■ Input ■
===

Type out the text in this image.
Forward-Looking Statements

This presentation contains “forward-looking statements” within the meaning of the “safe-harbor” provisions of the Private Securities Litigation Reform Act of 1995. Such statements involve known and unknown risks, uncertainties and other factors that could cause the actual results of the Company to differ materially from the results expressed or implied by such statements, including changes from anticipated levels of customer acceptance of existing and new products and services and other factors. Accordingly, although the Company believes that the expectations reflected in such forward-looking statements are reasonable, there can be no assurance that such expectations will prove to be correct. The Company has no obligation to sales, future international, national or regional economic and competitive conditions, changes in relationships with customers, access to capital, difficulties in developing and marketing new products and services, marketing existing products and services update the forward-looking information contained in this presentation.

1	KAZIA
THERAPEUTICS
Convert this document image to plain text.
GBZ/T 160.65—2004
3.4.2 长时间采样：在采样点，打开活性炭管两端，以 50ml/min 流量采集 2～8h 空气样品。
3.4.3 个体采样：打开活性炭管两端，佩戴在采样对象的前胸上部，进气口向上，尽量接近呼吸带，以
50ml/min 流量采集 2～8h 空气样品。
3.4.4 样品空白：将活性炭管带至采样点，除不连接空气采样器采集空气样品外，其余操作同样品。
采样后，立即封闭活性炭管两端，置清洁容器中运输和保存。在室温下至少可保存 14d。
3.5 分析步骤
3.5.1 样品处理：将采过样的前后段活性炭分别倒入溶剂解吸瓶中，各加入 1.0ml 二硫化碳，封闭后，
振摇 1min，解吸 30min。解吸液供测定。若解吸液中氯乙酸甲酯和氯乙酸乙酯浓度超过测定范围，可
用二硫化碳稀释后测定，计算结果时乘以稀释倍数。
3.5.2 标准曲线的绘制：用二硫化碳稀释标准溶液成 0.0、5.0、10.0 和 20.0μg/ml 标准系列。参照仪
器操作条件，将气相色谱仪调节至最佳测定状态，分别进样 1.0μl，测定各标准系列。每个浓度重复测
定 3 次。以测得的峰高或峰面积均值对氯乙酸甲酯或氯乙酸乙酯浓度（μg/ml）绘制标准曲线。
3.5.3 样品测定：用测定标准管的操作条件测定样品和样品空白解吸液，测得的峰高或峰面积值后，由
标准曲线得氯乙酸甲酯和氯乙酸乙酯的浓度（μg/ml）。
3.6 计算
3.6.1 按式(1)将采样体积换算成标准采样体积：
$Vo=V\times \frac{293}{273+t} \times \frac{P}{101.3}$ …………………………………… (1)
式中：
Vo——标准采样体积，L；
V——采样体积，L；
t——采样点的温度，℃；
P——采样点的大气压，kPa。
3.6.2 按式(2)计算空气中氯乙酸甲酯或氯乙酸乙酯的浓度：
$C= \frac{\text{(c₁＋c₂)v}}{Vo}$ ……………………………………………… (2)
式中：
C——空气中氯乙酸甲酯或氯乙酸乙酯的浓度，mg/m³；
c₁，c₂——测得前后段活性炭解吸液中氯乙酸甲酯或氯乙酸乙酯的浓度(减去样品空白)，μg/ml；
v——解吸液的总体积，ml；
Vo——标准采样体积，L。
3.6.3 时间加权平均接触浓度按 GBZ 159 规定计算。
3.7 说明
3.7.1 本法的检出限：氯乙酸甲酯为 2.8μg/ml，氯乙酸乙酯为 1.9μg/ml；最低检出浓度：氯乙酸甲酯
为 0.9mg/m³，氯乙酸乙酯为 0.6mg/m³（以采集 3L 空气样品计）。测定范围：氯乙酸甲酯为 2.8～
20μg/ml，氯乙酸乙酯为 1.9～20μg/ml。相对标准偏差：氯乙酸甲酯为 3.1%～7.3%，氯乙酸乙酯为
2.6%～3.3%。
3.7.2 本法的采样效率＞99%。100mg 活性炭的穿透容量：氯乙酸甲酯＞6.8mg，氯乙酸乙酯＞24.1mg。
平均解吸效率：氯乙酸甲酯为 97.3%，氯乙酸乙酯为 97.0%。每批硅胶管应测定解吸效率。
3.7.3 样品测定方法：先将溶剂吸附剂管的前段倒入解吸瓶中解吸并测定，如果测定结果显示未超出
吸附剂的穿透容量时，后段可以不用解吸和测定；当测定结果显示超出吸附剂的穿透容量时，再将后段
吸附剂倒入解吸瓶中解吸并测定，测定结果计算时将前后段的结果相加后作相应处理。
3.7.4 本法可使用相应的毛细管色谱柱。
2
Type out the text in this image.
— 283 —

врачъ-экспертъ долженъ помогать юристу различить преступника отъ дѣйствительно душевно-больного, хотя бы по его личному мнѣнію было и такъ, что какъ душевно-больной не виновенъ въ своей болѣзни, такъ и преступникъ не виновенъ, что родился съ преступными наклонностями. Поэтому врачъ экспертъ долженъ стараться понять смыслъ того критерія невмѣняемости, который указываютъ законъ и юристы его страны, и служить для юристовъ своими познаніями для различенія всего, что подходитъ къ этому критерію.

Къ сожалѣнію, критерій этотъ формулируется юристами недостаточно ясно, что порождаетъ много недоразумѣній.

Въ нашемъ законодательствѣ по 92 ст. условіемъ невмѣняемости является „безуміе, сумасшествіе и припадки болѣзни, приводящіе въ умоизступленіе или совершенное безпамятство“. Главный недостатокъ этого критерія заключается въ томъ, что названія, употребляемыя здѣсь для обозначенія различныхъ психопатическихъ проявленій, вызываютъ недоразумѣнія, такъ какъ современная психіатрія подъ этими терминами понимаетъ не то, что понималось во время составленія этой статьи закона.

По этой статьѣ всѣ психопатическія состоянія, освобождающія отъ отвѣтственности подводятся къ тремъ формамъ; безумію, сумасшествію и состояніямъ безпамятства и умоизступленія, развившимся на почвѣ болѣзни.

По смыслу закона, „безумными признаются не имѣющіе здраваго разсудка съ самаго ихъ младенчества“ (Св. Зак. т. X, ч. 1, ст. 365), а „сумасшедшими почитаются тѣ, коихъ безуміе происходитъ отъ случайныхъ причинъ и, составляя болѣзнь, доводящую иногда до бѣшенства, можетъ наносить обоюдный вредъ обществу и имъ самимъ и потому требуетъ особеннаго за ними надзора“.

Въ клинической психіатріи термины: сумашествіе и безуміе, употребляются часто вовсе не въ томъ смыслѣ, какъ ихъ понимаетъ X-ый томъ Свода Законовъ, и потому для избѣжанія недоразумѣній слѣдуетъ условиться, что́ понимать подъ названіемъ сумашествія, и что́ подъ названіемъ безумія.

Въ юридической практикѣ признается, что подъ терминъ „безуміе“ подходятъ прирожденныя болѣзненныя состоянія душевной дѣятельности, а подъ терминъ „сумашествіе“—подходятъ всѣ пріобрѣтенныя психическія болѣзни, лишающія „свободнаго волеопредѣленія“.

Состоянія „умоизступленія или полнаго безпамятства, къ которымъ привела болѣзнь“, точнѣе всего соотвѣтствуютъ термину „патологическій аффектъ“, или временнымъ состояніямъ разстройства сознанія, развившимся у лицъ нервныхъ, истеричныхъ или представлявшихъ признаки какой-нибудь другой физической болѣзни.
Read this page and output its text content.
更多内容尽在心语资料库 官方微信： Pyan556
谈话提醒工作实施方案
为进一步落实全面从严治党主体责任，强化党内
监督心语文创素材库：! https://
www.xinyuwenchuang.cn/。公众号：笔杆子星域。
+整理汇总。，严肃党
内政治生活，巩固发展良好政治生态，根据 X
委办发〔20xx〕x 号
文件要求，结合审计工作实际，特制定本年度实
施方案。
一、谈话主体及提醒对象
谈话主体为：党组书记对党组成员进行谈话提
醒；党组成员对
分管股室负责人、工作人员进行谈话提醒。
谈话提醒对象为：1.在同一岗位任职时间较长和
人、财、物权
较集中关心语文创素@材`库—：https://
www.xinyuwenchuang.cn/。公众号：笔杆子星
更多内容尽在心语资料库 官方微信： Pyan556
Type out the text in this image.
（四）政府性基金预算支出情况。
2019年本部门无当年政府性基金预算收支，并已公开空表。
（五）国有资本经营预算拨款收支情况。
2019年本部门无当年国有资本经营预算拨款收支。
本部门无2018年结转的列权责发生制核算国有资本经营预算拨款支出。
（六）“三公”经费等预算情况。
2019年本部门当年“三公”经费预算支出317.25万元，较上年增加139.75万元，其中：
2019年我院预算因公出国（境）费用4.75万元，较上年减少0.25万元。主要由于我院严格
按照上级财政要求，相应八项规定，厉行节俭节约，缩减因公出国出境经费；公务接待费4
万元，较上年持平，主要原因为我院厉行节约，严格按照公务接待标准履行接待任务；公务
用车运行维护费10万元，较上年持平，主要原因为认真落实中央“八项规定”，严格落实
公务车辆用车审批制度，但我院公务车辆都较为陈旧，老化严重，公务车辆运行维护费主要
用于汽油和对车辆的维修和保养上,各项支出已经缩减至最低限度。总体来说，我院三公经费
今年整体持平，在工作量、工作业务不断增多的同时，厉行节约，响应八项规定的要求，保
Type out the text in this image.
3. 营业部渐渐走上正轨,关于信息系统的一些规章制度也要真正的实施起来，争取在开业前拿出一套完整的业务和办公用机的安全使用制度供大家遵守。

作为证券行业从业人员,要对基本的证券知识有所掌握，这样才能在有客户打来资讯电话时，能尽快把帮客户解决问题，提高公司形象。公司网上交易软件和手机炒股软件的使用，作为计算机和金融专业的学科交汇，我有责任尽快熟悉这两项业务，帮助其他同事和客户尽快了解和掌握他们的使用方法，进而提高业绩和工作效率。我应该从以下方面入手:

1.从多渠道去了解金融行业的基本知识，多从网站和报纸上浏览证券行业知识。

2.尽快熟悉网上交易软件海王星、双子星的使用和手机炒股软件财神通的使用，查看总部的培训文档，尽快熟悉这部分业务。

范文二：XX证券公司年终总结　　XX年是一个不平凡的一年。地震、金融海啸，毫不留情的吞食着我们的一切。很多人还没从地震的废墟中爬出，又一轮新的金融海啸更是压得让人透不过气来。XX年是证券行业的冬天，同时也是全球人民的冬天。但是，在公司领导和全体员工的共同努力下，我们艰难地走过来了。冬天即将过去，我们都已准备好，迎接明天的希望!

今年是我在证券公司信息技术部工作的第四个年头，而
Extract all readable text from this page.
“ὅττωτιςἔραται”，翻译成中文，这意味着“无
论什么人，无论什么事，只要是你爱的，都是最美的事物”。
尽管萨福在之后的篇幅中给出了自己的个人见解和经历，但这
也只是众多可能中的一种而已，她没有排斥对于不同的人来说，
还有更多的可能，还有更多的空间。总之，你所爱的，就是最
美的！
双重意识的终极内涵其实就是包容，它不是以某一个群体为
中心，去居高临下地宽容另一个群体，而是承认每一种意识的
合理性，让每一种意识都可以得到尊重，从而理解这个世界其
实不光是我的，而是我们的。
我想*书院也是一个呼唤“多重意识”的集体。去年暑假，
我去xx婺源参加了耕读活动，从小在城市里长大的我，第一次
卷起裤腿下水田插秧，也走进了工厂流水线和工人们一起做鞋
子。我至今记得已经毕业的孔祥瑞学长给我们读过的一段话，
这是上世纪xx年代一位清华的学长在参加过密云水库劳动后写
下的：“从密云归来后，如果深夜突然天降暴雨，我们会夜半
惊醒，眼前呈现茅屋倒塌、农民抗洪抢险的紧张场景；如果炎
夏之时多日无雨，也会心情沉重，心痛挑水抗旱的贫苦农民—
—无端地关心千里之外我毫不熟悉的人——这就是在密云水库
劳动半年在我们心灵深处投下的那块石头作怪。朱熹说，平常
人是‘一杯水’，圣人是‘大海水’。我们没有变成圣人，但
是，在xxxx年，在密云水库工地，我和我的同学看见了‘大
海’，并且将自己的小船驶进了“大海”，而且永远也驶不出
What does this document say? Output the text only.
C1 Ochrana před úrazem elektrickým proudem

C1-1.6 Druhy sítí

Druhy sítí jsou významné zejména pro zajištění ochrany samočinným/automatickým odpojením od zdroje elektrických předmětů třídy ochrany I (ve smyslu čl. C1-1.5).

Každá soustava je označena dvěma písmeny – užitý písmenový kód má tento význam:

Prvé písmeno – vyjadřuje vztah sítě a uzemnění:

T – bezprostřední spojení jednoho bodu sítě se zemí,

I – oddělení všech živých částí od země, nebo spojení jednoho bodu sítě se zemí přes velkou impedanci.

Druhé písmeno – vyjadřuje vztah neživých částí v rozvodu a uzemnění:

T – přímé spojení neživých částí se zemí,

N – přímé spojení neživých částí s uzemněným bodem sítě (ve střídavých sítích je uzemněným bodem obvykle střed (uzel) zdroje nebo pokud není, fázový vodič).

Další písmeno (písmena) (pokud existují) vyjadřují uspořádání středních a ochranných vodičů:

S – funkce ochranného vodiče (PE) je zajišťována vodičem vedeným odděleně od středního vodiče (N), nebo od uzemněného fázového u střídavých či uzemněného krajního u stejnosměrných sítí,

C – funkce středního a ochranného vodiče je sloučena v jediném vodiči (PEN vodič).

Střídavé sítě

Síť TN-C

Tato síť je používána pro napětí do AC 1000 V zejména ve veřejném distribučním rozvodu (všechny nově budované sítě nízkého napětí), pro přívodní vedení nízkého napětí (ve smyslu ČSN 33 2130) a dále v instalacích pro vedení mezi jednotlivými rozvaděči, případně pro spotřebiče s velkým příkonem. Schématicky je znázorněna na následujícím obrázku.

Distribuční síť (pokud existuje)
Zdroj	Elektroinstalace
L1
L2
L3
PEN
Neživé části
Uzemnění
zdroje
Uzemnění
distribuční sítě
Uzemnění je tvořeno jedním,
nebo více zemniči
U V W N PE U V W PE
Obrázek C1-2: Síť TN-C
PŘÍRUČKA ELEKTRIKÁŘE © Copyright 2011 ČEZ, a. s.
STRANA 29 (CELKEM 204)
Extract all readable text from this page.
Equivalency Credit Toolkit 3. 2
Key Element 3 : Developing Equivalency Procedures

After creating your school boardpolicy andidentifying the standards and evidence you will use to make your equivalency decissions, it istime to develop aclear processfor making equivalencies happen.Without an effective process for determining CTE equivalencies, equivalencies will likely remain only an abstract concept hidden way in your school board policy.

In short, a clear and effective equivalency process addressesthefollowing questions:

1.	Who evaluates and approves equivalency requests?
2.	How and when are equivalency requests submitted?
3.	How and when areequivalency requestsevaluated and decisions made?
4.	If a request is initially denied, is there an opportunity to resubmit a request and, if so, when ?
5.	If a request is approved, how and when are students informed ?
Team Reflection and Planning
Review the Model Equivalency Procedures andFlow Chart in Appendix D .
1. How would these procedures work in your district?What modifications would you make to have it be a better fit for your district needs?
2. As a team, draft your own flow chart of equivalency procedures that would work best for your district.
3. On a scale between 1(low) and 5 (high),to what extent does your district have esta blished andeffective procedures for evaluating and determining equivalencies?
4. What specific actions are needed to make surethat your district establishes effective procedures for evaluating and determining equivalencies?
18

===

■ Task to carry out ■
Find the word "funkce" in the data and show each line that holds it.

■ Correct answer ■
S – funkce ochranného vodiče (PE) je zajišťována vodičem vedeným odděleně od středního vodiče (N), nebo od uzemněného fázového u střídavých či uzemněného krajního u stejnosměrných sítí,
C – funkce středního a ochranného vodiče je sloučena v jediném vodiči (PEN vodič).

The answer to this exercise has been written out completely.